> _本文_
● ● ● ●
読書感想文:『転落・追放と王国』読了後
アルベール・カミュの『転落・追放と王国』を読んだ
元々は『転落』と『追放と王国』に分かれていたらしい
『転落』が思ったよりも長くなったので、独立させたとのこと
『転落』は、元弁護士クレマンスを主人公とした物語
読者は、クレマンスにアムステルダムを案内されながら、その人の話を聞く
昔のクレマンスは、年配に席を譲る、手を貸すなど、立場が弱いとされる者を積極的に助けていた
しかし、ある日からそんな人々を冷たくあしらうようになる
弁護士=人を法的に守る立場にいるも関わらず、クレマンスは「エゴイズム」に目覚め、良心に次々と逆らっていく
『転落』は、そんな堕落してしまった1人の告白小説
一方の『追放と王国』は短編集で、色々な物語が詰め込まれている
その中でも特に印象に残ったのが、『客』と『ヨナ』
● ● ● ●
> _提供された一覧_
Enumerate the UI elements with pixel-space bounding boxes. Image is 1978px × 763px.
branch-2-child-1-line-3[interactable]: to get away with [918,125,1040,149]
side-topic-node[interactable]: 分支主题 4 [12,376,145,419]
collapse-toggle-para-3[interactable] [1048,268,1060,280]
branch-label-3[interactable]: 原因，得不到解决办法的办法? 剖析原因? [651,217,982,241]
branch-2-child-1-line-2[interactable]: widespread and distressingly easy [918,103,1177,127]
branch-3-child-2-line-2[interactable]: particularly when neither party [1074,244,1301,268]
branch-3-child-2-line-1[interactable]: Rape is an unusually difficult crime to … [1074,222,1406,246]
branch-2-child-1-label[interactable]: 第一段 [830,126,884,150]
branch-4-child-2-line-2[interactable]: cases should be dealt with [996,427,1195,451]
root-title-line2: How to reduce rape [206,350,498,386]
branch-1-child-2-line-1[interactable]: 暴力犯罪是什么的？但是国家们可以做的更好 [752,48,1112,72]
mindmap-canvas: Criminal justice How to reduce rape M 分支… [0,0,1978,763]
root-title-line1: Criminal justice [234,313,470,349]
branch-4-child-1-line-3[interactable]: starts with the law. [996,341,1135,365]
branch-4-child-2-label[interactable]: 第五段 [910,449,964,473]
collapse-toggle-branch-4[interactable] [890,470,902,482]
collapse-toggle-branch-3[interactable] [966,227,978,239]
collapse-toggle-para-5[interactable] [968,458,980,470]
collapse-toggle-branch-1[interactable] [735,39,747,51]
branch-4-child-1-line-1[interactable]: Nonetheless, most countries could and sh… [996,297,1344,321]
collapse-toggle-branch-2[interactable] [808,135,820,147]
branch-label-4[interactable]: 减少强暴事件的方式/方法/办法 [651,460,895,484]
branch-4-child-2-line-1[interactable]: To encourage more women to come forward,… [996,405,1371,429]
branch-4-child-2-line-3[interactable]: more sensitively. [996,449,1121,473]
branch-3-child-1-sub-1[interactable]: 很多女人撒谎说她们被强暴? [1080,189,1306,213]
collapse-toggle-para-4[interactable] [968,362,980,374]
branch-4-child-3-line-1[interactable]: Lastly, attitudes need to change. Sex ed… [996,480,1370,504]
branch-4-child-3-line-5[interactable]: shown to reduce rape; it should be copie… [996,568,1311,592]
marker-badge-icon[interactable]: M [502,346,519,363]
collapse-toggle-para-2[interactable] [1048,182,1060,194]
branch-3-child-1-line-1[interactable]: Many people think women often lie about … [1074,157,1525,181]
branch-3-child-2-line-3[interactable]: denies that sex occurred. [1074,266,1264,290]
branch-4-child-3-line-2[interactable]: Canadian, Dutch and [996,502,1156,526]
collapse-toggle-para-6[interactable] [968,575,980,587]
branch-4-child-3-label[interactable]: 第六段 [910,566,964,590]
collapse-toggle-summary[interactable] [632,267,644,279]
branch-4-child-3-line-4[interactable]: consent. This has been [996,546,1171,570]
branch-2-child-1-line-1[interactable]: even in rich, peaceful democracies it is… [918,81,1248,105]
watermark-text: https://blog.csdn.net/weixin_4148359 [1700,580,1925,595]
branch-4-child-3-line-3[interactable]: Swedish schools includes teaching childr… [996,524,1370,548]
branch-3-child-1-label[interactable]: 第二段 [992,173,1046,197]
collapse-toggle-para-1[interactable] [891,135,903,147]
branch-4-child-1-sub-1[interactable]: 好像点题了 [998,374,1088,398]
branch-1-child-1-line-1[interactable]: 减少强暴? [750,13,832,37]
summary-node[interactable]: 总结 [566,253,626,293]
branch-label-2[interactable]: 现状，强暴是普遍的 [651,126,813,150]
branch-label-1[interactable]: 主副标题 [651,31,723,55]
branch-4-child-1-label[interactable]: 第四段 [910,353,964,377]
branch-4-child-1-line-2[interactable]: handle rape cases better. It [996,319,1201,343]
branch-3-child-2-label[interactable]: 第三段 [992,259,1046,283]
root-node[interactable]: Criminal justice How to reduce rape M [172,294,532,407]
● ● ● ●
> _設問 1_
本文について、次の問いに答えなさい。
(a) 『転落』の主人公はだれか。
(b) 読者はクレマンスにどこを案内されるか。
(c) 『追放と王国』の中で特に印象に残った作品は何か。
> _設問 2_
本文に『』付きで登場する作品名をすべて挙げなさい。
> _設問 3_
本文の「読書感想文:『転落・追放と王国』読了後」から「その中でも特に印象に残ったのが、『客』と『ヨナ』」までを、最後の語句も含めて一字一句そのまま書き写しなさい。

> _解答例 1_
(a) 元弁護士クレマンス
(b) アムステルダム
(c) 『客』と『ヨナ』

> _解答例 2_
『転落・追放と王国』
『転落』
『追放と王国』
『客』
『ヨナ』

> _解答例 3_
読書感想文:『転落・追放と王国』読了後
アルベール・カミュの『転落・追放と王国』を読んだ
元々は『転落』と『追放と王国』に分かれていたらしい
『転落』が思ったよりも長くなったので、独立させたとのこと
『転落』は、元弁護士クレマンスを主人公とした物語
読者は、クレマンスにアムステルダムを案内されながら、その人の話を聞く
昔のクレマンスは、年配に席を譲る、手を貸すなど、立場が弱いとされる者を積極的に助けていた
しかし、ある日からそんな人々を冷たくあしらうようになる
弁護士=人を法的に守る立場にいるも関わらず、クレマンスは「エゴイズム」に目覚め、良心に次々と逆らっていく
『転落』は、そんな堕落してしまった1人の告白小説
一方の『追放と王国』は短編集で、色々な物語が詰め込まれている
その中でも特に印象に残ったのが、『客』と『ヨナ』